- Task prompt
Find and copy each line of the records where the string "name" shows up.

Dataset records

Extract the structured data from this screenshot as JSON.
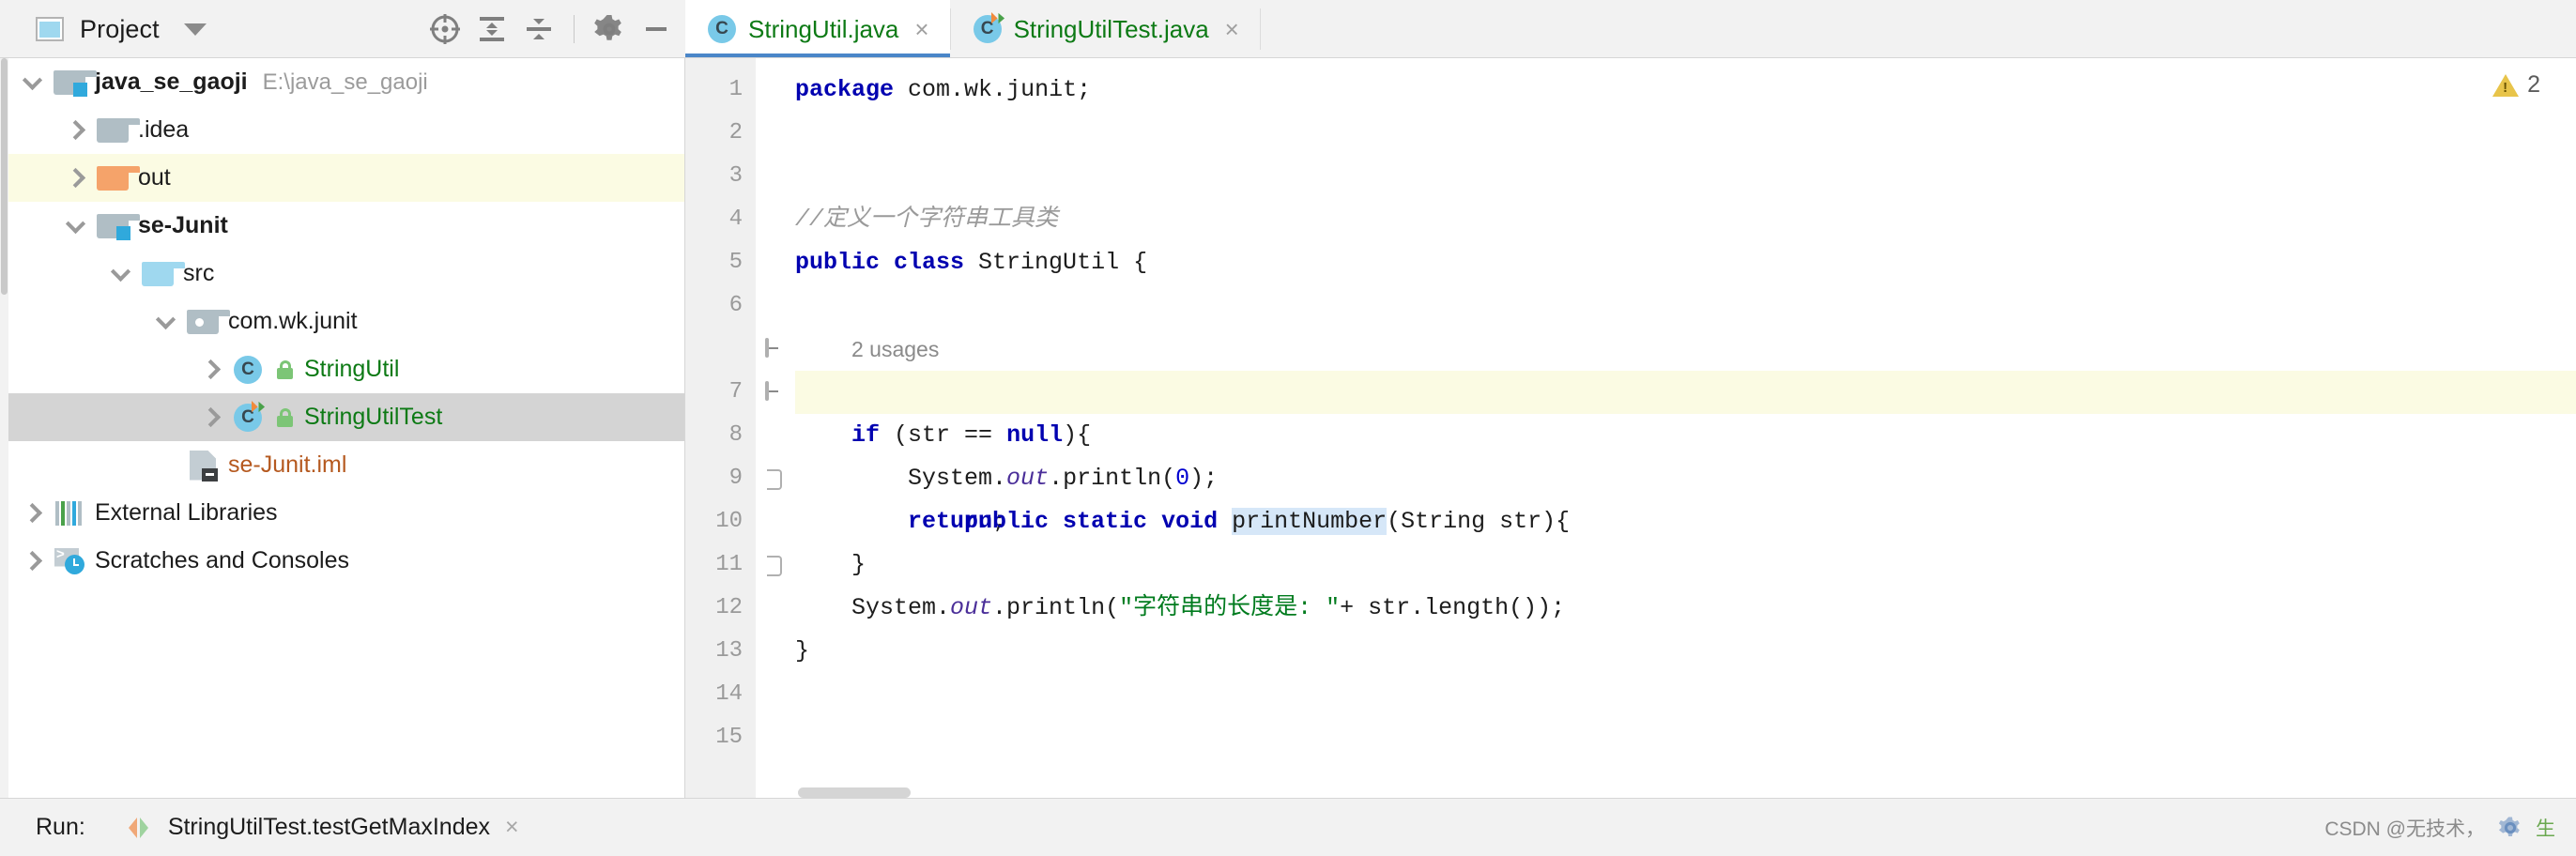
{
  "toolwindow": {
    "title": "Project",
    "icon": "project-window-icon",
    "dropdown_icon": "chevron-down-icon",
    "tools": [
      {
        "name": "locate-in-tree-icon",
        "label": "Select Opened File"
      },
      {
        "name": "expand-all-icon",
        "label": "Expand All"
      },
      {
        "name": "collapse-all-icon",
        "label": "Collapse All"
      },
      {
        "name": "gear-icon",
        "label": "Settings"
      },
      {
        "name": "minimize-icon",
        "label": "Hide"
      }
    ]
  },
  "tabs": [
    {
      "label": "StringUtil.java",
      "icon": "java-class-icon",
      "active": true,
      "has_run_marker": false,
      "close_icon": "×"
    },
    {
      "label": "StringUtilTest.java",
      "icon": "java-test-class-icon",
      "active": false,
      "has_run_marker": true,
      "close_icon": "×"
    }
  ],
  "tree": [
    {
      "label": "java_se_gaoji",
      "path": "E:\\java_se_gaoji",
      "icon": "module-folder-icon",
      "indent": 0,
      "expanded": true,
      "bold": true,
      "color": "default",
      "selected": "none"
    },
    {
      "label": ".idea",
      "path": "",
      "icon": "folder-gray-icon",
      "indent": 1,
      "expanded": false,
      "bold": false,
      "color": "default",
      "selected": "none"
    },
    {
      "label": "out",
      "path": "",
      "icon": "folder-orange-icon",
      "indent": 1,
      "expanded": false,
      "bold": false,
      "color": "default",
      "selected": "yellow"
    },
    {
      "label": "se-Junit",
      "path": "",
      "icon": "module-folder-icon",
      "indent": 1,
      "expanded": true,
      "bold": true,
      "color": "default",
      "selected": "none"
    },
    {
      "label": "src",
      "path": "",
      "icon": "source-root-folder-icon",
      "indent": 2,
      "expanded": true,
      "bold": false,
      "color": "default",
      "selected": "none"
    },
    {
      "label": "com.wk.junit",
      "path": "",
      "icon": "package-icon",
      "indent": 3,
      "expanded": true,
      "bold": false,
      "color": "default",
      "selected": "none"
    },
    {
      "label": "StringUtil",
      "path": "",
      "icon": "java-class-icon",
      "indent": 4,
      "expanded": false,
      "bold": false,
      "color": "green",
      "selected": "none"
    },
    {
      "label": "StringUtilTest",
      "path": "",
      "icon": "java-test-class-icon",
      "indent": 4,
      "expanded": false,
      "bold": false,
      "color": "green",
      "selected": "gray"
    },
    {
      "label": "se-Junit.iml",
      "path": "",
      "icon": "iml-file-icon",
      "indent": 3,
      "expanded": null,
      "bold": false,
      "color": "orange",
      "selected": "none"
    },
    {
      "label": "External Libraries",
      "path": "",
      "icon": "external-libraries-icon",
      "indent": 0,
      "expanded": false,
      "bold": false,
      "color": "default",
      "selected": "none"
    },
    {
      "label": "Scratches and Consoles",
      "path": "",
      "icon": "scratches-icon",
      "indent": 0,
      "expanded": false,
      "bold": false,
      "color": "default",
      "selected": "none"
    }
  ],
  "editor": {
    "line_numbers": [
      "1",
      "2",
      "3",
      "4",
      "5",
      "6",
      "7",
      "8",
      "9",
      "10",
      "11",
      "12",
      "13",
      "14",
      "15"
    ],
    "inlay_hint": "2 usages",
    "lightbulb_icon": "intention-bulb-icon",
    "gutter_run_icon": "run-method-icon",
    "warnings": {
      "count": "2",
      "icon": "warning-triangle-icon"
    },
    "code_lines": [
      "package com.wk.junit;",
      "",
      "",
      "//定义一个字符串工具类",
      "public class StringUtil {",
      "",
      "    public static void printNumber(String str){",
      "        if (str == null){",
      "            System.out.println(0);",
      "            return;",
      "        }",
      "        System.out.println(\"字符串的长度是: \"+ str.length());",
      "    }",
      "",
      ""
    ]
  },
  "status": {
    "run_label": "Run:",
    "run_config": "StringUtilTest.testGetMaxIndex",
    "run_config_icon": "run-configuration-icon",
    "close_icon": "×",
    "watermark": "CSDN @无技术，",
    "watermark_tail": "生",
    "watermark_icon": "gear-icon"
  }
}
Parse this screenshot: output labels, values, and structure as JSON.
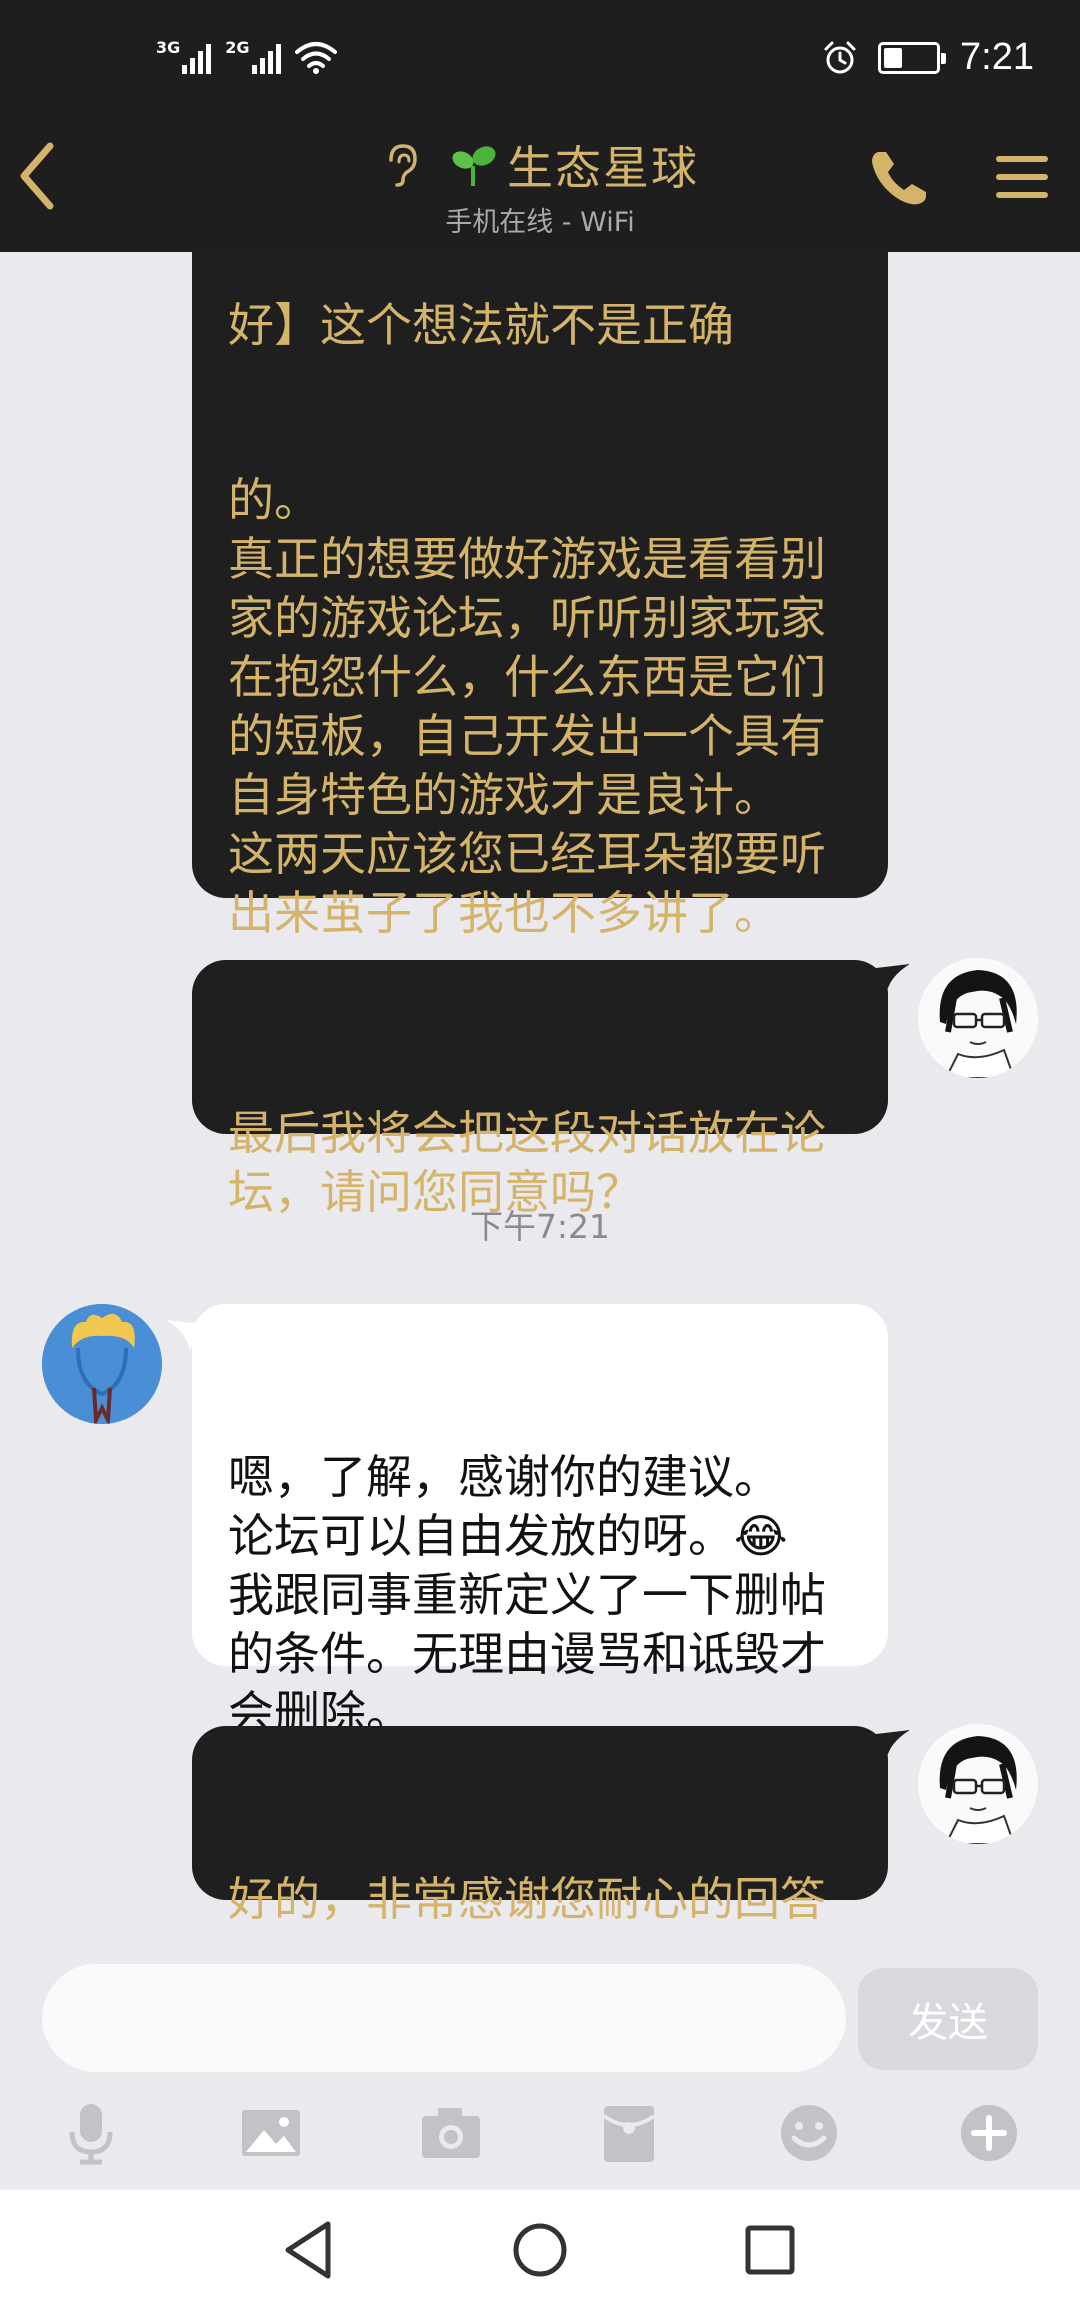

- Written solution
        "name": "locate-in-tree-icon",
        "name": "expand-all-icon",
        "name": "collapse-all-icon",
        "name": "gear-icon",
        "name": "minimize-icon",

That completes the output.